## Description of the task
Filter out everything except lines holding "served".

## Records provided
START
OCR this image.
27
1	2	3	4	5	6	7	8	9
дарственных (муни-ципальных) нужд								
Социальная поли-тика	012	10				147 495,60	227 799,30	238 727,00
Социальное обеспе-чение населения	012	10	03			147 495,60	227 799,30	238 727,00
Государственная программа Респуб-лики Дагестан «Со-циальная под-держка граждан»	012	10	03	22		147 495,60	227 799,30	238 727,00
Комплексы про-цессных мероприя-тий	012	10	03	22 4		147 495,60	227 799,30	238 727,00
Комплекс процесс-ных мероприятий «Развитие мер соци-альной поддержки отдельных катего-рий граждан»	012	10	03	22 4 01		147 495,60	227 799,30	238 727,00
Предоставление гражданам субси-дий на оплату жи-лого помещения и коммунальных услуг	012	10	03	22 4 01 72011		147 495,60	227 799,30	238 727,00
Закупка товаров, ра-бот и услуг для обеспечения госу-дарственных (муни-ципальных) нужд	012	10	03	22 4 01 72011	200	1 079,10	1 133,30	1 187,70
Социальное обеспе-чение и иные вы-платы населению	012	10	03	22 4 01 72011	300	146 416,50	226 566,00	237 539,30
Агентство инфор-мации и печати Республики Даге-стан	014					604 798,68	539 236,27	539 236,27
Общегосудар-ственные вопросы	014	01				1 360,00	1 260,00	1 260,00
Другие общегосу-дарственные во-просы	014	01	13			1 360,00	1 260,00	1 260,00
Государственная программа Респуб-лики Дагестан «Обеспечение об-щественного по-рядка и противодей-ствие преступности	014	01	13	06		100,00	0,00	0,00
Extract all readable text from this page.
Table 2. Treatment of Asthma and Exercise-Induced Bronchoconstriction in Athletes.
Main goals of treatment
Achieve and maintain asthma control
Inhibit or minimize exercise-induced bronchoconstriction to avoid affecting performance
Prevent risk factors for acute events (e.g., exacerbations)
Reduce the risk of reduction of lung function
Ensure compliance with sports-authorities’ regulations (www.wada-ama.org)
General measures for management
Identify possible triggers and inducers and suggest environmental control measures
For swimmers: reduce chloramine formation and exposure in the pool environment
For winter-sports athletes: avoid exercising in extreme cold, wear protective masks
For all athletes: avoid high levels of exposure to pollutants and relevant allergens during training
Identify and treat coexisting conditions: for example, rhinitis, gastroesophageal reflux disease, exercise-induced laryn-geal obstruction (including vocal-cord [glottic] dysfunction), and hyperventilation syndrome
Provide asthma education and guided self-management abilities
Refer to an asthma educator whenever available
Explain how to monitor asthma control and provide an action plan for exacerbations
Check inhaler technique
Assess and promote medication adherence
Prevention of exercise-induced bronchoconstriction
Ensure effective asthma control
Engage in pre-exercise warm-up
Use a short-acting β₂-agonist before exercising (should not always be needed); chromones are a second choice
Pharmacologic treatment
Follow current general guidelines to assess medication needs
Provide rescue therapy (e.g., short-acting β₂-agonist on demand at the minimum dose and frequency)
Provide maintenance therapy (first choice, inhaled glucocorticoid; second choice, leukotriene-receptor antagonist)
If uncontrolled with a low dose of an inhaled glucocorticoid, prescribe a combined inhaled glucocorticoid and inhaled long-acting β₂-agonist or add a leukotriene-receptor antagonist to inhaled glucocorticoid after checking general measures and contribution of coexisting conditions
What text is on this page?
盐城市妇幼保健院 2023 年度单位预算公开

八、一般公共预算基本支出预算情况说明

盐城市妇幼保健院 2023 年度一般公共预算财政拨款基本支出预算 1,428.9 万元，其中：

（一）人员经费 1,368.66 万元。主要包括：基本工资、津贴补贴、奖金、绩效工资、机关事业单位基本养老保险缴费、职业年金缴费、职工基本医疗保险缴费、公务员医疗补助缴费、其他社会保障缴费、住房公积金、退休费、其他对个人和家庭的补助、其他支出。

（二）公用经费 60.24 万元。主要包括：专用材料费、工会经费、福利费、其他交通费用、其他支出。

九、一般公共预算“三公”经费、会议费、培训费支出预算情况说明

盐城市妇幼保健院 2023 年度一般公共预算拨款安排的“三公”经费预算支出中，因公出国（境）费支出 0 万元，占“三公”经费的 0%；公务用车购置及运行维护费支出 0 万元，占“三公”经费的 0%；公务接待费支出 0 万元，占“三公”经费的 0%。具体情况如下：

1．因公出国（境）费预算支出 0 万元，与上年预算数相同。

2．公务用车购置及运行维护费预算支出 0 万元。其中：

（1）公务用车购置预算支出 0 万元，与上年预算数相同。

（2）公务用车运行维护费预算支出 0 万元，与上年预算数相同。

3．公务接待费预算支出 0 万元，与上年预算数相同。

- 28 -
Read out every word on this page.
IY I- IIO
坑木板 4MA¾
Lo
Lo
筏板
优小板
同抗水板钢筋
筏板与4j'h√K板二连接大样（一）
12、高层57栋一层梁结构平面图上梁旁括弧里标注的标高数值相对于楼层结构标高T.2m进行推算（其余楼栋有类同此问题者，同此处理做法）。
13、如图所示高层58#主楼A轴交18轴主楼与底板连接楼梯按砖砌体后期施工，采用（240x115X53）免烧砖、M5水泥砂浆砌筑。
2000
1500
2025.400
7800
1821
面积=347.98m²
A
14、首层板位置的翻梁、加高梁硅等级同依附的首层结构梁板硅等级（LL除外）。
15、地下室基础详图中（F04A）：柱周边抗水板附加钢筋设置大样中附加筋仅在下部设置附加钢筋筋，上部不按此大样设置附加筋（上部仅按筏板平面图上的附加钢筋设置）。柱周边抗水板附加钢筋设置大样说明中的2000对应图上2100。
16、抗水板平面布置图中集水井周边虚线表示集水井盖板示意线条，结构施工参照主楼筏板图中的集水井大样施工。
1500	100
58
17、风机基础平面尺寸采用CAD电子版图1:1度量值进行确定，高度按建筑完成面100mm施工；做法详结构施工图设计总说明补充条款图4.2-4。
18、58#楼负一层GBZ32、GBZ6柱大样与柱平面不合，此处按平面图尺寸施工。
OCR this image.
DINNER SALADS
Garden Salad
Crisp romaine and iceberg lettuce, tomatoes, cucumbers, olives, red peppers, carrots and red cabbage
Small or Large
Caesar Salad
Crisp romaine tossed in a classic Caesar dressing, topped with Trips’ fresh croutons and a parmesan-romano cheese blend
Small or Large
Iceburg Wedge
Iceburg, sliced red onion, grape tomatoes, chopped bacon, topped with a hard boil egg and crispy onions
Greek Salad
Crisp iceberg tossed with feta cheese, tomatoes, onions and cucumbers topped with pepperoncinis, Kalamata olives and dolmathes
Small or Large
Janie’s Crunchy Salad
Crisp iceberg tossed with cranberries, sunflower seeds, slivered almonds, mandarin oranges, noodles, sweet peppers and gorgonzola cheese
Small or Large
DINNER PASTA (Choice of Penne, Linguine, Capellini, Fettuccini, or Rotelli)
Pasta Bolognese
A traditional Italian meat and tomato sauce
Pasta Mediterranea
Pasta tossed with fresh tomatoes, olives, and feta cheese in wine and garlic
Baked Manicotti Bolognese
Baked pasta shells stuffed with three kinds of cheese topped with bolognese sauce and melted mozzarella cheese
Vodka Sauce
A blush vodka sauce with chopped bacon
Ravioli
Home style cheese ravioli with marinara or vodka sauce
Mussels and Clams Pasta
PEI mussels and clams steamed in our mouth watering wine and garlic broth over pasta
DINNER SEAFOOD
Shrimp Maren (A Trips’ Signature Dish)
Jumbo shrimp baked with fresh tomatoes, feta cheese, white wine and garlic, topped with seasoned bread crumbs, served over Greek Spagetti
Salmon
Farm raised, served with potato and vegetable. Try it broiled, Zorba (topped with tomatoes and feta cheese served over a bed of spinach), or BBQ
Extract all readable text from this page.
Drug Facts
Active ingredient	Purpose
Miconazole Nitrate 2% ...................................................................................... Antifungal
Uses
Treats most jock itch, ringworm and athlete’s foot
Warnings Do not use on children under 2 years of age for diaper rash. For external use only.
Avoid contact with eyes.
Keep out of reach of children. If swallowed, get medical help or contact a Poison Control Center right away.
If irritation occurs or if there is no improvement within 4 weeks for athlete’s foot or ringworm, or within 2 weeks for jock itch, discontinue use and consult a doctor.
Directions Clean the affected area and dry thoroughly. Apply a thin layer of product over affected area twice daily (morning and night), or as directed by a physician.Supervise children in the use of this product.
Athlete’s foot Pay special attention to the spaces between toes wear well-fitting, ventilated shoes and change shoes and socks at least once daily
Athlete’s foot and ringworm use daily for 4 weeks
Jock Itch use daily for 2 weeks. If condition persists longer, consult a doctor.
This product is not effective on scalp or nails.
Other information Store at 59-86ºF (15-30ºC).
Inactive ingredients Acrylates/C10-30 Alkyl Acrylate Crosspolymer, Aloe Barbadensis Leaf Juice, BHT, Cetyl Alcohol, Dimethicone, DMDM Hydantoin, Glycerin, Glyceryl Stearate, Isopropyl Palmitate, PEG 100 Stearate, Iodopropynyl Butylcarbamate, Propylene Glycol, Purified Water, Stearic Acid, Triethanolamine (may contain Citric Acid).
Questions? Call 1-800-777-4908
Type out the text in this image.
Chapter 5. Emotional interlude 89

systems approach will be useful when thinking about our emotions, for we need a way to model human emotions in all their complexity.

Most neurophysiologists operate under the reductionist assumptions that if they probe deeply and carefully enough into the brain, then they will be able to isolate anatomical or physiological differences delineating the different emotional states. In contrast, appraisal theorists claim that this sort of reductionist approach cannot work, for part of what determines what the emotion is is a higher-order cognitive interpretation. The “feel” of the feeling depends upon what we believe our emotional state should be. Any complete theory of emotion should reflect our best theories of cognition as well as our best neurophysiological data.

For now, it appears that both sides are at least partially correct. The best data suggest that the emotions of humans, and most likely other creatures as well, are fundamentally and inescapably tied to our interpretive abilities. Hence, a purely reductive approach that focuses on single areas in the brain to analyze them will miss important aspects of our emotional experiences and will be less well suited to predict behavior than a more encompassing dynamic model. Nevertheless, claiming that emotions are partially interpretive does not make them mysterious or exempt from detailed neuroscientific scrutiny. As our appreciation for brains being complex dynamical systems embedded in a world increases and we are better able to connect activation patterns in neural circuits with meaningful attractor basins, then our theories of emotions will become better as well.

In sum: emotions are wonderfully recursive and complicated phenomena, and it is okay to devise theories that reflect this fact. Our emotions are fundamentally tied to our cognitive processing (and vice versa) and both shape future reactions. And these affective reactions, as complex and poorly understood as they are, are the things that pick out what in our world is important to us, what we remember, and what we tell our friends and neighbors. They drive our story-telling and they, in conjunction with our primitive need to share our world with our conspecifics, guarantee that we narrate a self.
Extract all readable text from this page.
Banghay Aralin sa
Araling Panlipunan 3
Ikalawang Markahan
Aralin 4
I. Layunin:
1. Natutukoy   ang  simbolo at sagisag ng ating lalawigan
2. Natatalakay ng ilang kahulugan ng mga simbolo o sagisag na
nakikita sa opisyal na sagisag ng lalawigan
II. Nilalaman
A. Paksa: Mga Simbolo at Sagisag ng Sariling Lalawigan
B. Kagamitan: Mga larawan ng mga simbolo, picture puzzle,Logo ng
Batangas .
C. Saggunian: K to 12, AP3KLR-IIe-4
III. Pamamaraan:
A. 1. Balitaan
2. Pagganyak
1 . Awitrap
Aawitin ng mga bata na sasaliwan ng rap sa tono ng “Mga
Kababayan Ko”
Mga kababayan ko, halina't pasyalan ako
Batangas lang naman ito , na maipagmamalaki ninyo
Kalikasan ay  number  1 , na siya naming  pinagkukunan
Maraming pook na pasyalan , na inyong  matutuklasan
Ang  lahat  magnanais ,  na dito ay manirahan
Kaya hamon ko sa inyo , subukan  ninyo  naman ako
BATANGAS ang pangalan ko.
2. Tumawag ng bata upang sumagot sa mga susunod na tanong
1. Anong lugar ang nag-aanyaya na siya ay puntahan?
END
## Solution to the problem
Jumbo shrimp baked with fresh tomatoes, feta cheese, white wine and garlic, topped with seasoned bread crumbs, served over Greek Spagetti
Farm raised, served with potato and vegetable. Try it broiled, Zorba (topped with tomatoes and feta cheese served over a bed of spinach), or BBQ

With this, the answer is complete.